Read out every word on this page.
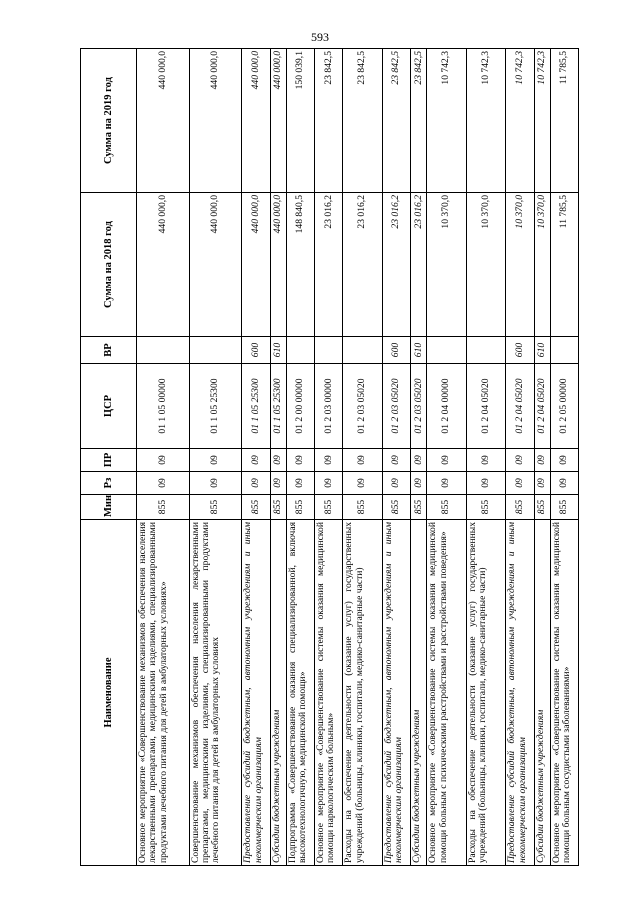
593
Наименование	Мин	Рз	ПР	ЦСР	ВР	Сумма на 2018 год	Сумма на 2019 год
Основное мероприятие «Совершенствование механизмов обеспечения населения лекарственными препаратами, медицинскими изделиями, специализированными продуктами лечебного питания для детей в амбулаторных условиях»	855	09	09	01 1 05 00000		440 000,0	440 000,0
Совершенствование механизмов обеспечения населения лекарственными препаратами, медицинскими изделиями, специализированными продуктами лечебного питания для детей в амбулаторных условиях	855	09	09	01 1 05 25300		440 000,0	440 000,0
Предоставление субсидий бюджетным, автономным учреждениям и иным некоммерческим организациям	855	09	09	01 1 05 25300	600	440 000,0	440 000,0
Субсидии бюджетным учреждениям	855	09	09	01 1 05 25300	610	440 000,0	440 000,0
Подпрограмма «Совершенствование оказания специализированной, включая высокотехнологичную, медицинской помощи»	855	09	09	01 2 00 00000		148 840,5	150 039,1
Основное мероприятие «Совершенствование системы оказания медицинской помощи наркологическим больным»	855	09	09	01 2 03 00000		23 016,2	23 842,5
Расходы на обеспечение деятельности (оказание услуг) государственных учреждений (больницы, клиники, госпитали, медико-санитарные части)	855	09	09	01 2 03 05020		23 016,2	23 842,5
Предоставление субсидий бюджетным, автономным учреждениям и иным некоммерческим организациям	855	09	09	01 2 03 05020	600	23 016,2	23 842,5
Субсидии бюджетным учреждениям	855	09	09	01 2 03 05020	610	23 016,2	23 842,5
Основное мероприятие «Совершенствование системы оказания медицинской помощи больным с психическими расстройствами и расстройствами поведения»	855	09	09	01 2 04 00000		10 370,0	10 742,3
Расходы на обеспечение деятельности (оказание услуг) государственных учреждений (больницы, клиники, госпитали, медико-санитарные части)	855	09	09	01 2 04 05020		10 370,0	10 742,3
Предоставление субсидий бюджетным, автономным учреждениям и иным некоммерческим организациям	855	09	09	01 2 04 05020	600	10 370,0	10 742,3
Субсидии бюджетным учреждениям	855	09	09	01 2 04 05020	610	10 370,0	10 742,3
Основное мероприятие «Совершенствование системы оказания медицинской помощи больным сосудистыми заболеваниями»	855	09	09	01 2 05 00000		11 785,5	11 785,5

☆ ☆ ☆

Write out the entries again, exactly as given, skipping any images.

Read out every word on this page.
593
Наименование	Мин	Рз	ПР	ЦСР	ВР	Сумма на 2018 год	Сумма на 2019 год
Основное мероприятие «Совершенствование механизмов обеспечения населения лекарственными препаратами, медицинскими изделиями, специализированными продуктами лечебного питания для детей в амбулаторных условиях»	855	09	09	01 1 05 00000		440 000,0	440 000,0
Совершенствование механизмов обеспечения населения лекарственными препаратами, медицинскими изделиями, специализированными продуктами лечебного питания для детей в амбулаторных условиях	855	09	09	01 1 05 25300		440 000,0	440 000,0
Предоставление субсидий бюджетным, автономным учреждениям и иным некоммерческим организациям	855	09	09	01 1 05 25300	600	440 000,0	440 000,0
Субсидии бюджетным учреждениям	855	09	09	01 1 05 25300	610	440 000,0	440 000,0
Подпрограмма «Совершенствование оказания специализированной, включая высокотехнологичную, медицинской помощи»	855	09	09	01 2 00 00000		148 840,5	150 039,1
Основное мероприятие «Совершенствование системы оказания медицинской помощи наркологическим больным»	855	09	09	01 2 03 00000		23 016,2	23 842,5
Расходы на обеспечение деятельности (оказание услуг) государственных учреждений (больницы, клиники, госпитали, медико-санитарные части)	855	09	09	01 2 03 05020		23 016,2	23 842,5
Предоставление субсидий бюджетным, автономным учреждениям и иным некоммерческим организациям	855	09	09	01 2 03 05020	600	23 016,2	23 842,5
Субсидии бюджетным учреждениям	855	09	09	01 2 03 05020	610	23 016,2	23 842,5
Основное мероприятие «Совершенствование системы оказания медицинской помощи больным с психическими расстройствами и расстройствами поведения»	855	09	09	01 2 04 00000		10 370,0	10 742,3
Расходы на обеспечение деятельности (оказание услуг) государственных учреждений (больницы, клиники, госпитали, медико-санитарные части)	855	09	09	01 2 04 05020		10 370,0	10 742,3
Предоставление субсидий бюджетным, автономным учреждениям и иным некоммерческим организациям	855	09	09	01 2 04 05020	600	10 370,0	10 742,3
Субсидии бюджетным учреждениям	855	09	09	01 2 04 05020	610	10 370,0	10 742,3
Основное мероприятие «Совершенствование системы оказания медицинской помощи больным сосудистыми заболеваниями»	855	09	09	01 2 05 00000		11 785,5	11 785,5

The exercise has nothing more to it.